Work to do »
Word for word, give the material below again, minus any images.

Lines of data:

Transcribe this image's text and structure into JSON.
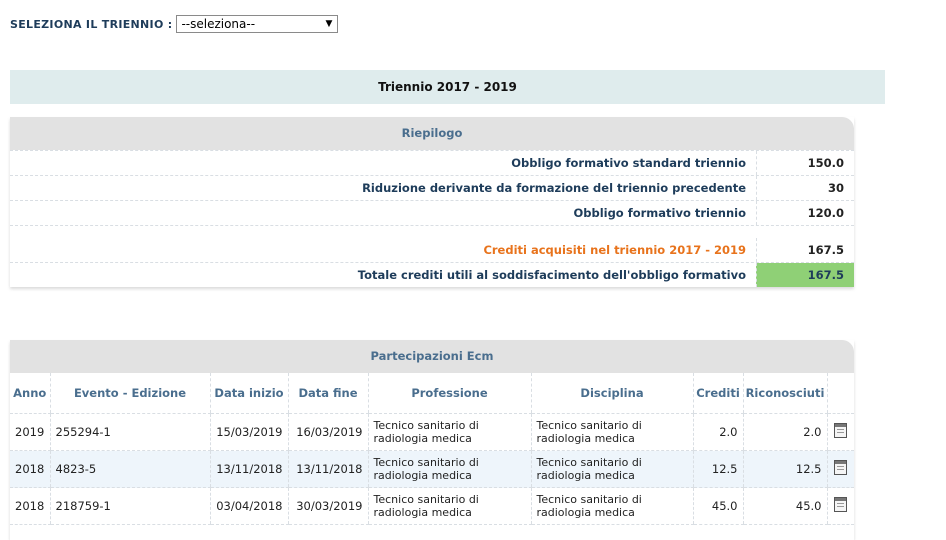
{
  "selector": {
    "label": "SELEZIONA IL TRIENNIO :",
    "value": "--seleziona--"
  },
  "triennio_title": "Triennio 2017 - 2019",
  "riepilogo": {
    "title": "Riepilogo",
    "rows": [
      {
        "label": "Obbligo formativo standard triennio",
        "value": "150.0"
      },
      {
        "label": "Riduzione derivante da formazione del triennio precedente",
        "value": "30"
      },
      {
        "label": "Obbligo formativo triennio",
        "value": "120.0"
      },
      {
        "label": "Crediti acquisiti nel triennio 2017 - 2019",
        "value": "167.5"
      },
      {
        "label": "Totale crediti utili al soddisfacimento dell'obbligo formativo",
        "value": "167.5"
      }
    ],
    "colors": {
      "highlight_label": "#e8731c",
      "total_bg": "#8fd076"
    }
  },
  "partecipazioni": {
    "title": "Partecipazioni Ecm",
    "columns": [
      "Anno",
      "Evento - Edizione",
      "Data inizio",
      "Data fine",
      "Professione",
      "Disciplina",
      "Crediti",
      "Riconosciuti",
      ""
    ],
    "rows": [
      {
        "anno": "2019",
        "evento": "255294-1",
        "inizio": "15/03/2019",
        "fine": "16/03/2019",
        "professione": "Tecnico sanitario di radiologia medica",
        "disciplina": "Tecnico sanitario di radiologia medica",
        "crediti": "2.0",
        "riconosciuti": "2.0",
        "icon": "document-icon"
      },
      {
        "anno": "2018",
        "evento": "4823-5",
        "inizio": "13/11/2018",
        "fine": "13/11/2018",
        "professione": "Tecnico sanitario di radiologia medica",
        "disciplina": "Tecnico sanitario di radiologia medica",
        "crediti": "12.5",
        "riconosciuti": "12.5",
        "icon": "document-icon"
      },
      {
        "anno": "2018",
        "evento": "218759-1",
        "inizio": "03/04/2018",
        "fine": "30/03/2019",
        "professione": "Tecnico sanitario di radiologia medica",
        "disciplina": "Tecnico sanitario di radiologia medica",
        "crediti": "45.0",
        "riconosciuti": "45.0",
        "icon": "document-icon"
      }
    ]
  }
}
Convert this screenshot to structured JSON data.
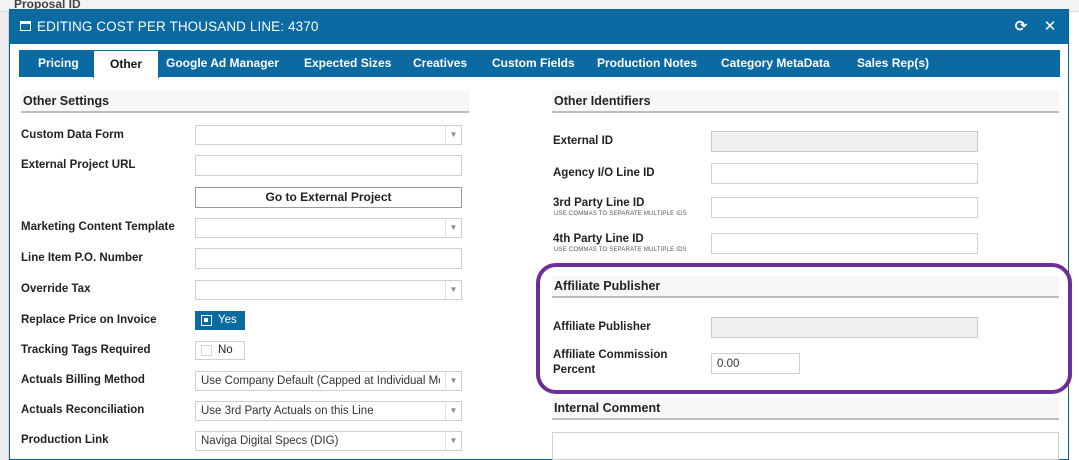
{
  "background": {
    "top_text": "Proposal ID"
  },
  "dialog": {
    "title": "EDITING COST PER THOUSAND LINE: 4370",
    "refresh_icon": "refresh-icon",
    "close_icon": "close-icon",
    "close_glyph": "✕",
    "refresh_glyph": "⟳"
  },
  "tabs": [
    {
      "label": "Pricing",
      "active": false
    },
    {
      "label": "Other",
      "active": true
    },
    {
      "label": "Google Ad Manager",
      "active": false
    },
    {
      "label": "Expected Sizes",
      "active": false
    },
    {
      "label": "Creatives",
      "active": false
    },
    {
      "label": "Custom Fields",
      "active": false
    },
    {
      "label": "Production Notes",
      "active": false
    },
    {
      "label": "Category MetaData",
      "active": false
    },
    {
      "label": "Sales Rep(s)",
      "active": false
    }
  ],
  "other_settings": {
    "heading": "Other Settings",
    "custom_data_form": {
      "label": "Custom Data Form",
      "value": ""
    },
    "external_project_url": {
      "label": "External Project URL",
      "value": ""
    },
    "go_to_external_project": "Go to External Project",
    "marketing_content_template": {
      "label": "Marketing Content Template",
      "value": ""
    },
    "line_item_po_number": {
      "label": "Line Item P.O. Number",
      "value": ""
    },
    "override_tax": {
      "label": "Override Tax",
      "value": ""
    },
    "replace_price_on_invoice": {
      "label": "Replace Price on Invoice",
      "value": "Yes",
      "checked": true
    },
    "tracking_tags_required": {
      "label": "Tracking Tags Required",
      "value": "No",
      "checked": false
    },
    "actuals_billing_method": {
      "label": "Actuals Billing Method",
      "value": "Use Company Default (Capped at Individual Mo"
    },
    "actuals_reconciliation": {
      "label": "Actuals Reconciliation",
      "value": "Use 3rd Party Actuals on this Line"
    },
    "production_link": {
      "label": "Production Link",
      "value": "Naviga Digital Specs (DIG)"
    }
  },
  "other_identifiers": {
    "heading": "Other Identifiers",
    "external_id": {
      "label": "External ID",
      "value": ""
    },
    "agency_io_line_id": {
      "label": "Agency I/O Line ID",
      "value": ""
    },
    "third_party_line_id": {
      "label": "3rd Party Line ID",
      "hint": "USE COMMAS TO SEPARATE MULTIPLE IDS",
      "value": ""
    },
    "fourth_party_line_id": {
      "label": "4th Party Line ID",
      "hint": "USE COMMAS TO SEPARATE MULTIPLE IDS",
      "value": ""
    }
  },
  "affiliate_publisher": {
    "heading": "Affiliate Publisher",
    "publisher": {
      "label": "Affiliate Publisher",
      "value": ""
    },
    "commission_percent": {
      "label_line1": "Affiliate Commission",
      "label_line2": "Percent",
      "value": "0.00"
    },
    "highlight_color": "#6d2f97"
  },
  "internal_comment": {
    "heading": "Internal Comment",
    "value": ""
  },
  "colors": {
    "brand": "#0b6aa2"
  }
}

Exercise answer »
Transcribe this image's text and structure into JSON.
{
  "selector": {
    "label": "SELEZIONA IL TRIENNIO :",
    "value": "--seleziona--"
  },
  "triennio_title": "Triennio 2017 - 2019",
  "riepilogo": {
    "title": "Riepilogo",
    "rows": [
      {
        "label": "Obbligo formativo standard triennio",
        "value": "150.0"
      },
      {
        "label": "Riduzione derivante da formazione del triennio precedente",
        "value": "30"
      },
      {
        "label": "Obbligo formativo triennio",
        "value": "120.0"
      },
      {
        "label": "Crediti acquisiti nel triennio 2017 - 2019",
        "value": "167.5"
      },
      {
        "label": "Totale crediti utili al soddisfacimento dell'obbligo formativo",
        "value": "167.5"
      }
    ],
    "colors": {
      "highlight_label": "#e8731c",
      "total_bg": "#8fd076"
    }
  },
  "partecipazioni": {
    "title": "Partecipazioni Ecm",
    "columns": [
      "Anno",
      "Evento - Edizione",
      "Data inizio",
      "Data fine",
      "Professione",
      "Disciplina",
      "Crediti",
      "Riconosciuti",
      ""
    ],
    "rows": [
      {
        "anno": "2019",
        "evento": "255294-1",
        "inizio": "15/03/2019",
        "fine": "16/03/2019",
        "professione": "Tecnico sanitario di radiologia medica",
        "disciplina": "Tecnico sanitario di radiologia medica",
        "crediti": "2.0",
        "riconosciuti": "2.0",
        "icon": "document-icon"
      },
      {
        "anno": "2018",
        "evento": "4823-5",
        "inizio": "13/11/2018",
        "fine": "13/11/2018",
        "professione": "Tecnico sanitario di radiologia medica",
        "disciplina": "Tecnico sanitario di radiologia medica",
        "crediti": "12.5",
        "riconosciuti": "12.5",
        "icon": "document-icon"
      },
      {
        "anno": "2018",
        "evento": "218759-1",
        "inizio": "03/04/2018",
        "fine": "30/03/2019",
        "professione": "Tecnico sanitario di radiologia medica",
        "disciplina": "Tecnico sanitario di radiologia medica",
        "crediti": "45.0",
        "riconosciuti": "45.0",
        "icon": "document-icon"
      }
    ]
  }
}
Convert this screenshot to structured JSON data.
{
  "background": {
    "top_text": "Proposal ID"
  },
  "dialog": {
    "title": "EDITING COST PER THOUSAND LINE: 4370",
    "refresh_icon": "refresh-icon",
    "close_icon": "close-icon",
    "close_glyph": "✕",
    "refresh_glyph": "⟳"
  },
  "tabs": [
    {
      "label": "Pricing",
      "active": false
    },
    {
      "label": "Other",
      "active": true
    },
    {
      "label": "Google Ad Manager",
      "active": false
    },
    {
      "label": "Expected Sizes",
      "active": false
    },
    {
      "label": "Creatives",
      "active": false
    },
    {
      "label": "Custom Fields",
      "active": false
    },
    {
      "label": "Production Notes",
      "active": false
    },
    {
      "label": "Category MetaData",
      "active": false
    },
    {
      "label": "Sales Rep(s)",
      "active": false
    }
  ],
  "other_settings": {
    "heading": "Other Settings",
    "custom_data_form": {
      "label": "Custom Data Form",
      "value": ""
    },
    "external_project_url": {
      "label": "External Project URL",
      "value": ""
    },
    "go_to_external_project": "Go to External Project",
    "marketing_content_template": {
      "label": "Marketing Content Template",
      "value": ""
    },
    "line_item_po_number": {
      "label": "Line Item P.O. Number",
      "value": ""
    },
    "override_tax": {
      "label": "Override Tax",
      "value": ""
    },
    "replace_price_on_invoice": {
      "label": "Replace Price on Invoice",
      "value": "Yes",
      "checked": true
    },
    "tracking_tags_required": {
      "label": "Tracking Tags Required",
      "value": "No",
      "checked": false
    },
    "actuals_billing_method": {
      "label": "Actuals Billing Method",
      "value": "Use Company Default (Capped at Individual Mo"
    },
    "actuals_reconciliation": {
      "label": "Actuals Reconciliation",
      "value": "Use 3rd Party Actuals on this Line"
    },
    "production_link": {
      "label": "Production Link",
      "value": "Naviga Digital Specs (DIG)"
    }
  },
  "other_identifiers": {
    "heading": "Other Identifiers",
    "external_id": {
      "label": "External ID",
      "value": ""
    },
    "agency_io_line_id": {
      "label": "Agency I/O Line ID",
      "value": ""
    },
    "third_party_line_id": {
      "label": "3rd Party Line ID",
      "hint": "USE COMMAS TO SEPARATE MULTIPLE IDS",
      "value": ""
    },
    "fourth_party_line_id": {
      "label": "4th Party Line ID",
      "hint": "USE COMMAS TO SEPARATE MULTIPLE IDS",
      "value": ""
    }
  },
  "affiliate_publisher": {
    "heading": "Affiliate Publisher",
    "publisher": {
      "label": "Affiliate Publisher",
      "value": ""
    },
    "commission_percent": {
      "label_line1": "Affiliate Commission",
      "label_line2": "Percent",
      "value": "0.00"
    },
    "highlight_color": "#6d2f97"
  },
  "internal_comment": {
    "heading": "Internal Comment",
    "value": ""
  },
  "colors": {
    "brand": "#0b6aa2"
  }
}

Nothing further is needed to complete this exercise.